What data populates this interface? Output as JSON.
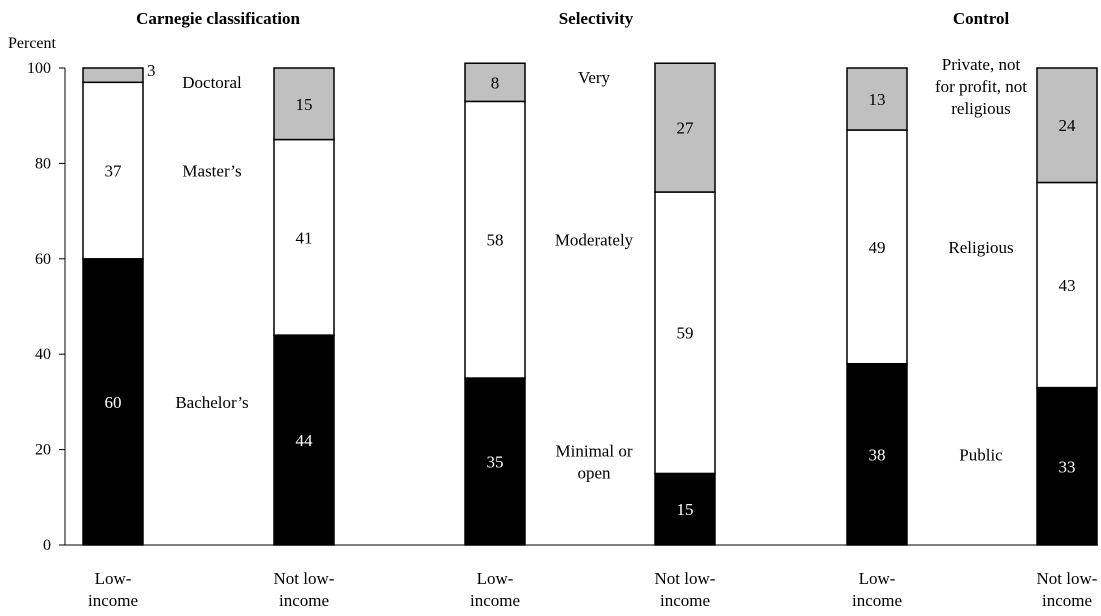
{
  "chart_data": {
    "type": "bar",
    "stacked": true,
    "ylabel": "Percent",
    "ylim": [
      0,
      100
    ],
    "yticks": [
      0,
      20,
      40,
      60,
      80,
      100
    ],
    "grid": false,
    "colors": {
      "bottom": "#000000",
      "middle": "#ffffff",
      "top": "#c0c0c0"
    },
    "panels": [
      {
        "title": "Carnegie classification",
        "categories": [
          "Low-\nincome",
          "Not low-\nincome"
        ],
        "series": [
          {
            "name": "Bachelor’s",
            "values": [
              60,
              44
            ]
          },
          {
            "name": "Master’s",
            "values": [
              37,
              41
            ]
          },
          {
            "name": "Doctoral",
            "values": [
              3,
              15
            ]
          }
        ]
      },
      {
        "title": "Selectivity",
        "categories": [
          "Low-\nincome",
          "Not low-\nincome"
        ],
        "series": [
          {
            "name": "Minimal or\nopen",
            "values": [
              35,
              15
            ]
          },
          {
            "name": "Moderately",
            "values": [
              58,
              59
            ]
          },
          {
            "name": "Very",
            "values": [
              8,
              27
            ]
          }
        ]
      },
      {
        "title": "Control",
        "categories": [
          "Low-\nincome",
          "Not low-\nincome"
        ],
        "series": [
          {
            "name": "Public",
            "values": [
              38,
              33
            ]
          },
          {
            "name": "Religious",
            "values": [
              49,
              43
            ]
          },
          {
            "name": "Private, not\nfor profit, not\nreligious",
            "values": [
              13,
              24
            ]
          }
        ]
      }
    ]
  }
}
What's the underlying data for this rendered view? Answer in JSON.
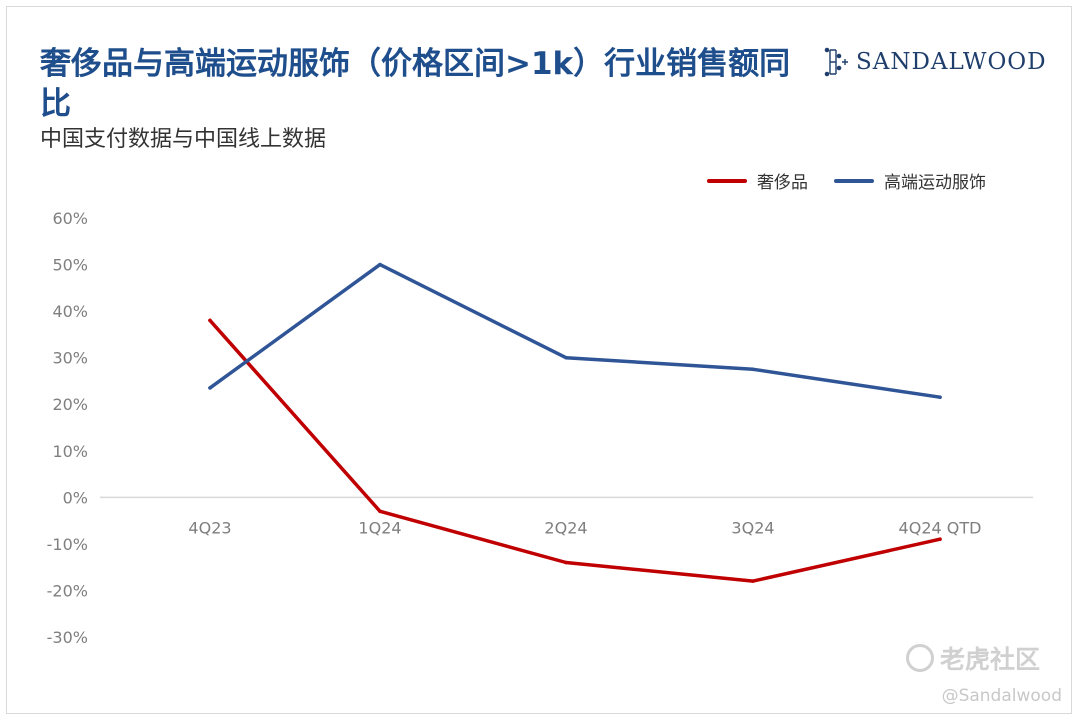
{
  "title": "奢侈品与高端运动服饰（价格区间>1k）行业销售额同比",
  "subtitle": "中国支付数据与中国线上数据",
  "brand": "SANDALWOOD",
  "watermark": {
    "platform": "老虎社区",
    "handle": "@Sandalwood"
  },
  "colors": {
    "title": "#1f4e8c",
    "luxury": "#c00000",
    "sport": "#2f5597",
    "axis": "#7f7f7f",
    "grid": "#d9d9d9"
  },
  "chart_data": {
    "type": "line",
    "categories": [
      "4Q23",
      "1Q24",
      "2Q24",
      "3Q24",
      "4Q24 QTD"
    ],
    "series": [
      {
        "name": "奢侈品",
        "color": "#c00000",
        "values": [
          38,
          -3,
          -14,
          -18,
          -9
        ]
      },
      {
        "name": "高端运动服饰",
        "color": "#2f5597",
        "values": [
          23.5,
          50,
          30,
          27.5,
          21.5
        ]
      }
    ],
    "ylim": [
      -30,
      60
    ],
    "yticks": [
      "60%",
      "50%",
      "40%",
      "30%",
      "20%",
      "10%",
      "0%",
      "-10%",
      "-20%",
      "-30%"
    ],
    "ytick_values": [
      60,
      50,
      40,
      30,
      20,
      10,
      0,
      -10,
      -20,
      -30
    ],
    "legend_position": "top-right",
    "zero_line": true,
    "grid": false
  }
}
##############################
### TASK PROMPT
Search the records for the word "What", then list every line that has it.

### EXERCISE ANSWER
What data populates this interface? Output as JSON.
What's the underlying data for this rendered view? Answer in JSON.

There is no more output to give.